(Aim)
Every line in the listing is to be echoed verbatim.

(Extracts from a graphics dataset)
══════════════════════════════

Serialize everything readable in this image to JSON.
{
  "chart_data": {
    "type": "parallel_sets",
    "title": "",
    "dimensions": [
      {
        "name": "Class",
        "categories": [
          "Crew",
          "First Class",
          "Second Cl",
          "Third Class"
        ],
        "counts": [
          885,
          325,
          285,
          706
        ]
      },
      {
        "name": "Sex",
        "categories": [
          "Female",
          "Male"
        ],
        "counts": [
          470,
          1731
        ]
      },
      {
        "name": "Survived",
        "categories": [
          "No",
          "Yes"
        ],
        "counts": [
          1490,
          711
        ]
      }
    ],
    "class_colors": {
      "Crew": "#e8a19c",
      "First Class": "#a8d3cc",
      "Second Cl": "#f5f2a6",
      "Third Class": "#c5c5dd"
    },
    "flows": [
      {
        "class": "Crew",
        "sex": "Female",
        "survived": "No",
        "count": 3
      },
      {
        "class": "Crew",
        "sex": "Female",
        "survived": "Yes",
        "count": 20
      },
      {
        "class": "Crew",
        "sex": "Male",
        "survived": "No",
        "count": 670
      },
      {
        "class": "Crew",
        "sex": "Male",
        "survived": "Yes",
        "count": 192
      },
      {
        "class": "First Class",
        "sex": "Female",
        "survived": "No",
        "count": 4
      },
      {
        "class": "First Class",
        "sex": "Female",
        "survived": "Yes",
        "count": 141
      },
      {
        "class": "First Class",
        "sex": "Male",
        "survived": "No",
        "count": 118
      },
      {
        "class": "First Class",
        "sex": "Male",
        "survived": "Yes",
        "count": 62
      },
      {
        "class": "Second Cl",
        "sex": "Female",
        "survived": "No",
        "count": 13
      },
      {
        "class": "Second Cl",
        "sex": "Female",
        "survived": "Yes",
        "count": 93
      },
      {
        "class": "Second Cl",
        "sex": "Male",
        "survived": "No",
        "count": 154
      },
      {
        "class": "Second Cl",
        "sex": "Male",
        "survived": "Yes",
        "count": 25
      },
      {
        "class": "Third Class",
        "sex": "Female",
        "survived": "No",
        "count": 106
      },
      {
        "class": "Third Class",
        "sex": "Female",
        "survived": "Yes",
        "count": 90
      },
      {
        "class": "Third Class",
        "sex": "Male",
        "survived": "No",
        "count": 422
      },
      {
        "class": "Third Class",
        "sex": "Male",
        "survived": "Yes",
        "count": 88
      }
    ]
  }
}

══════════════════════════════

(Final result)
Serialize everything readable in this image to JSON.
{
  "chart_data": {
    "type": "parallel_sets",
    "title": "",
    "dimensions": [
      {
        "name": "Class",
        "categories": [
          "Crew",
          "First Class",
          "Second Cl",
          "Third Class"
        ],
        "counts": [
          885,
          325,
          285,
          706
        ]
      },
      {
        "name": "Sex",
        "categories": [
          "Female",
          "Male"
        ],
        "counts": [
          470,
          1731
        ]
      },
      {
        "name": "Survived",
        "categories": [
          "No",
          "Yes"
        ],
        "counts": [
          1490,
          711
        ]
      }
    ],
    "class_colors": {
      "Crew": "#e8a19c",
      "First Class": "#a8d3cc",
      "Second Cl": "#f5f2a6",
      "Third Class": "#c5c5dd"
    },
    "flows": [
      {
        "class": "Crew",
        "sex": "Female",
        "survived": "No",
        "count": 3
      },
      {
        "class": "Crew",
        "sex": "Female",
        "survived": "Yes",
        "count": 20
      },
      {
        "class": "Crew",
        "sex": "Male",
        "survived": "No",
        "count": 670
      },
      {
        "class": "Crew",
        "sex": "Male",
        "survived": "Yes",
        "count": 192
      },
      {
        "class": "First Class",
        "sex": "Female",
        "survived": "No",
        "count": 4
      },
      {
        "class": "First Class",
        "sex": "Female",
        "survived": "Yes",
        "count": 141
      },
      {
        "class": "First Class",
        "sex": "Male",
        "survived": "No",
        "count": 118
      },
      {
        "class": "First Class",
        "sex": "Male",
        "survived": "Yes",
        "count": 62
      },
      {
        "class": "Second Cl",
        "sex": "Female",
        "survived": "No",
        "count": 13
      },
      {
        "class": "Second Cl",
        "sex": "Female",
        "survived": "Yes",
        "count": 93
      },
      {
        "class": "Second Cl",
        "sex": "Male",
        "survived": "No",
        "count": 154
      },
      {
        "class": "Second Cl",
        "sex": "Male",
        "survived": "Yes",
        "count": 25
      },
      {
        "class": "Third Class",
        "sex": "Female",
        "survived": "No",
        "count": 106
      },
      {
        "class": "Third Class",
        "sex": "Female",
        "survived": "Yes",
        "count": 90
      },
      {
        "class": "Third Class",
        "sex": "Male",
        "survived": "No",
        "count": 422
      },
      {
        "class": "Third Class",
        "sex": "Male",
        "survived": "Yes",
        "count": 88
      }
    ]
  }
}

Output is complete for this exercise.